Stored records
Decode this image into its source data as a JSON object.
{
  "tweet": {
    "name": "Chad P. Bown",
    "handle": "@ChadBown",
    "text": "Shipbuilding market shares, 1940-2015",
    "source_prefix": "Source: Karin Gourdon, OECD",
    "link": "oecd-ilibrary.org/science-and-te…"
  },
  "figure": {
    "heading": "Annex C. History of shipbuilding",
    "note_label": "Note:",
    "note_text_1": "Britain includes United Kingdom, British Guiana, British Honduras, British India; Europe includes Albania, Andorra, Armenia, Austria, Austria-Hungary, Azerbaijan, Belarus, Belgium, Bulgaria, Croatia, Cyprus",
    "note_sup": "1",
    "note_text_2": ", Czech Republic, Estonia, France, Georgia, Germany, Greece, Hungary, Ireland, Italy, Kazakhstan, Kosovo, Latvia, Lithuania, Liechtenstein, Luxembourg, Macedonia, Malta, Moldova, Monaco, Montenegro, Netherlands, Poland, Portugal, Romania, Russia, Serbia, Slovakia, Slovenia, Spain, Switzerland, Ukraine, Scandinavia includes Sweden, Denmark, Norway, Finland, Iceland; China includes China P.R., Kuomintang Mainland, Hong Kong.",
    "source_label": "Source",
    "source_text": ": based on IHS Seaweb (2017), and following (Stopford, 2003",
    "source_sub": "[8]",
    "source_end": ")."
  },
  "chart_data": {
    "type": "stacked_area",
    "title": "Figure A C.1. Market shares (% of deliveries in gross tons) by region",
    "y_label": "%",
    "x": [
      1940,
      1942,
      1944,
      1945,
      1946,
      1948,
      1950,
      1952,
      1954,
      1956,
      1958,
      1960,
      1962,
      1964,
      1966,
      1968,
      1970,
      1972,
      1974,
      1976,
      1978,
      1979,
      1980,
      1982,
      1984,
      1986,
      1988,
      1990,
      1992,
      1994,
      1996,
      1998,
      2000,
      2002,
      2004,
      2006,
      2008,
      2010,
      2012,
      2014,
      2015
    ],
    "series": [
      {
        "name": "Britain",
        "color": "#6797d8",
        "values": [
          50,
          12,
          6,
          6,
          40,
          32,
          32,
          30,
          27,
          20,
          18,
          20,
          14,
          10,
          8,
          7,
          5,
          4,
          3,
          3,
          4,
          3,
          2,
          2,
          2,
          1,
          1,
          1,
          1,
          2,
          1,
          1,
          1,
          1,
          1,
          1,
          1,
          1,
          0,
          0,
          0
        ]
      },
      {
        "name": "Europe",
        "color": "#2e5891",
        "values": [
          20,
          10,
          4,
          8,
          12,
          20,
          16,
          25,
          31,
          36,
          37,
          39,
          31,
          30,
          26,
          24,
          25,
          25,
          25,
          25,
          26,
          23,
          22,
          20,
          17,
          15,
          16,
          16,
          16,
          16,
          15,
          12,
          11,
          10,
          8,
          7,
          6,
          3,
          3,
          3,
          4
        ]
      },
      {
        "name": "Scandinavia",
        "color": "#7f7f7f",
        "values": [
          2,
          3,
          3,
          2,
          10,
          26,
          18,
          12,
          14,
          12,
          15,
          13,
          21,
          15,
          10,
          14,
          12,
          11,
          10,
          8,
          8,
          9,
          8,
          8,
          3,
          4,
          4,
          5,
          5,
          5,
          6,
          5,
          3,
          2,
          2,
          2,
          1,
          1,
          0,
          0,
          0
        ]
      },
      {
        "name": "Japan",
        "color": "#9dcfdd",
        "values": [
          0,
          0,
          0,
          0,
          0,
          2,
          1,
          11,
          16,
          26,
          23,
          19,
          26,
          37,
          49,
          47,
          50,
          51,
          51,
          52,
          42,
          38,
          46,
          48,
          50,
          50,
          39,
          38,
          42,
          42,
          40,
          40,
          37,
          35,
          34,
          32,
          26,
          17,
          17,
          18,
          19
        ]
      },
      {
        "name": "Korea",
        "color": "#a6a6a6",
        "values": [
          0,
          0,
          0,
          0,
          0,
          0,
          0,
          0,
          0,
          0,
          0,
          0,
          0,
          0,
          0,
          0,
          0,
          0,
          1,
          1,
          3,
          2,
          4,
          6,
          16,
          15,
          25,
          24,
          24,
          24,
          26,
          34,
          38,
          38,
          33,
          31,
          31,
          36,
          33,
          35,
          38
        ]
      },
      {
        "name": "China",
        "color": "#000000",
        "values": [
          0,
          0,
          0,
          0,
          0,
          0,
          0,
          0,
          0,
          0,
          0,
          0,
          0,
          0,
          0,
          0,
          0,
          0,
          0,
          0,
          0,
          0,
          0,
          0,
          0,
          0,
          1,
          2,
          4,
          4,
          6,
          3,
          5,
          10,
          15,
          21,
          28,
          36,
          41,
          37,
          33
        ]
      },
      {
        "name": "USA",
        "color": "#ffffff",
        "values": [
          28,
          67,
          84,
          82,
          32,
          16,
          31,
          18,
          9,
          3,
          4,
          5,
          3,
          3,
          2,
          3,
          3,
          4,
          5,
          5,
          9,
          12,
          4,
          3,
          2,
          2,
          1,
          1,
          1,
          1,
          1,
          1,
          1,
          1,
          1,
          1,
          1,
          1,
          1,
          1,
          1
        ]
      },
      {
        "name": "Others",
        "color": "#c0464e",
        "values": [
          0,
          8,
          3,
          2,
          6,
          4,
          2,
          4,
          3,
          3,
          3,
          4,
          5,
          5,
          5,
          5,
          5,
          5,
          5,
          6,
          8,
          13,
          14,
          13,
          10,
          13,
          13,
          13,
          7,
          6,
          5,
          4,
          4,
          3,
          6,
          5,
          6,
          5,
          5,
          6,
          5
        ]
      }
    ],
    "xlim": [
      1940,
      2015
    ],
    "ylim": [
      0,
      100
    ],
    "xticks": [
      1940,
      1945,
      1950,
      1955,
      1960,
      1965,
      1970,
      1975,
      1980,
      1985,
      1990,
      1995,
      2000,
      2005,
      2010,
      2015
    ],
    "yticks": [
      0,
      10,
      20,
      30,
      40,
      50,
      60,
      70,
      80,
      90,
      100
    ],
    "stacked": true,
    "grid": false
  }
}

Requirement
Write out the entries in full, exactly as given.

Exercise result
Decode this image into its source data as a JSON object.
{
  "tweet": {
    "name": "Chad P. Bown",
    "handle": "@ChadBown",
    "text": "Shipbuilding market shares, 1940-2015",
    "source_prefix": "Source: Karin Gourdon, OECD",
    "link": "oecd-ilibrary.org/science-and-te…"
  },
  "figure": {
    "heading": "Annex C. History of shipbuilding",
    "note_label": "Note:",
    "note_text_1": "Britain includes United Kingdom, British Guiana, British Honduras, British India; Europe includes Albania, Andorra, Armenia, Austria, Austria-Hungary, Azerbaijan, Belarus, Belgium, Bulgaria, Croatia, Cyprus",
    "note_sup": "1",
    "note_text_2": ", Czech Republic, Estonia, France, Georgia, Germany, Greece, Hungary, Ireland, Italy, Kazakhstan, Kosovo, Latvia, Lithuania, Liechtenstein, Luxembourg, Macedonia, Malta, Moldova, Monaco, Montenegro, Netherlands, Poland, Portugal, Romania, Russia, Serbia, Slovakia, Slovenia, Spain, Switzerland, Ukraine, Scandinavia includes Sweden, Denmark, Norway, Finland, Iceland; China includes China P.R., Kuomintang Mainland, Hong Kong.",
    "source_label": "Source",
    "source_text": ": based on IHS Seaweb (2017), and following (Stopford, 2003",
    "source_sub": "[8]",
    "source_end": ")."
  },
  "chart_data": {
    "type": "stacked_area",
    "title": "Figure A C.1. Market shares (% of deliveries in gross tons) by region",
    "y_label": "%",
    "x": [
      1940,
      1942,
      1944,
      1945,
      1946,
      1948,
      1950,
      1952,
      1954,
      1956,
      1958,
      1960,
      1962,
      1964,
      1966,
      1968,
      1970,
      1972,
      1974,
      1976,
      1978,
      1979,
      1980,
      1982,
      1984,
      1986,
      1988,
      1990,
      1992,
      1994,
      1996,
      1998,
      2000,
      2002,
      2004,
      2006,
      2008,
      2010,
      2012,
      2014,
      2015
    ],
    "series": [
      {
        "name": "Britain",
        "color": "#6797d8",
        "values": [
          50,
          12,
          6,
          6,
          40,
          32,
          32,
          30,
          27,
          20,
          18,
          20,
          14,
          10,
          8,
          7,
          5,
          4,
          3,
          3,
          4,
          3,
          2,
          2,
          2,
          1,
          1,
          1,
          1,
          2,
          1,
          1,
          1,
          1,
          1,
          1,
          1,
          1,
          0,
          0,
          0
        ]
      },
      {
        "name": "Europe",
        "color": "#2e5891",
        "values": [
          20,
          10,
          4,
          8,
          12,
          20,
          16,
          25,
          31,
          36,
          37,
          39,
          31,
          30,
          26,
          24,
          25,
          25,
          25,
          25,
          26,
          23,
          22,
          20,
          17,
          15,
          16,
          16,
          16,
          16,
          15,
          12,
          11,
          10,
          8,
          7,
          6,
          3,
          3,
          3,
          4
        ]
      },
      {
        "name": "Scandinavia",
        "color": "#7f7f7f",
        "values": [
          2,
          3,
          3,
          2,
          10,
          26,
          18,
          12,
          14,
          12,
          15,
          13,
          21,
          15,
          10,
          14,
          12,
          11,
          10,
          8,
          8,
          9,
          8,
          8,
          3,
          4,
          4,
          5,
          5,
          5,
          6,
          5,
          3,
          2,
          2,
          2,
          1,
          1,
          0,
          0,
          0
        ]
      },
      {
        "name": "Japan",
        "color": "#9dcfdd",
        "values": [
          0,
          0,
          0,
          0,
          0,
          2,
          1,
          11,
          16,
          26,
          23,
          19,
          26,
          37,
          49,
          47,
          50,
          51,
          51,
          52,
          42,
          38,
          46,
          48,
          50,
          50,
          39,
          38,
          42,
          42,
          40,
          40,
          37,
          35,
          34,
          32,
          26,
          17,
          17,
          18,
          19
        ]
      },
      {
        "name": "Korea",
        "color": "#a6a6a6",
        "values": [
          0,
          0,
          0,
          0,
          0,
          0,
          0,
          0,
          0,
          0,
          0,
          0,
          0,
          0,
          0,
          0,
          0,
          0,
          1,
          1,
          3,
          2,
          4,
          6,
          16,
          15,
          25,
          24,
          24,
          24,
          26,
          34,
          38,
          38,
          33,
          31,
          31,
          36,
          33,
          35,
          38
        ]
      },
      {
        "name": "China",
        "color": "#000000",
        "values": [
          0,
          0,
          0,
          0,
          0,
          0,
          0,
          0,
          0,
          0,
          0,
          0,
          0,
          0,
          0,
          0,
          0,
          0,
          0,
          0,
          0,
          0,
          0,
          0,
          0,
          0,
          1,
          2,
          4,
          4,
          6,
          3,
          5,
          10,
          15,
          21,
          28,
          36,
          41,
          37,
          33
        ]
      },
      {
        "name": "USA",
        "color": "#ffffff",
        "values": [
          28,
          67,
          84,
          82,
          32,
          16,
          31,
          18,
          9,
          3,
          4,
          5,
          3,
          3,
          2,
          3,
          3,
          4,
          5,
          5,
          9,
          12,
          4,
          3,
          2,
          2,
          1,
          1,
          1,
          1,
          1,
          1,
          1,
          1,
          1,
          1,
          1,
          1,
          1,
          1,
          1
        ]
      },
      {
        "name": "Others",
        "color": "#c0464e",
        "values": [
          0,
          8,
          3,
          2,
          6,
          4,
          2,
          4,
          3,
          3,
          3,
          4,
          5,
          5,
          5,
          5,
          5,
          5,
          5,
          6,
          8,
          13,
          14,
          13,
          10,
          13,
          13,
          13,
          7,
          6,
          5,
          4,
          4,
          3,
          6,
          5,
          6,
          5,
          5,
          6,
          5
        ]
      }
    ],
    "xlim": [
      1940,
      2015
    ],
    "ylim": [
      0,
      100
    ],
    "xticks": [
      1940,
      1945,
      1950,
      1955,
      1960,
      1965,
      1970,
      1975,
      1980,
      1985,
      1990,
      1995,
      2000,
      2005,
      2010,
      2015
    ],
    "yticks": [
      0,
      10,
      20,
      30,
      40,
      50,
      60,
      70,
      80,
      90,
      100
    ],
    "stacked": true,
    "grid": false
  }
}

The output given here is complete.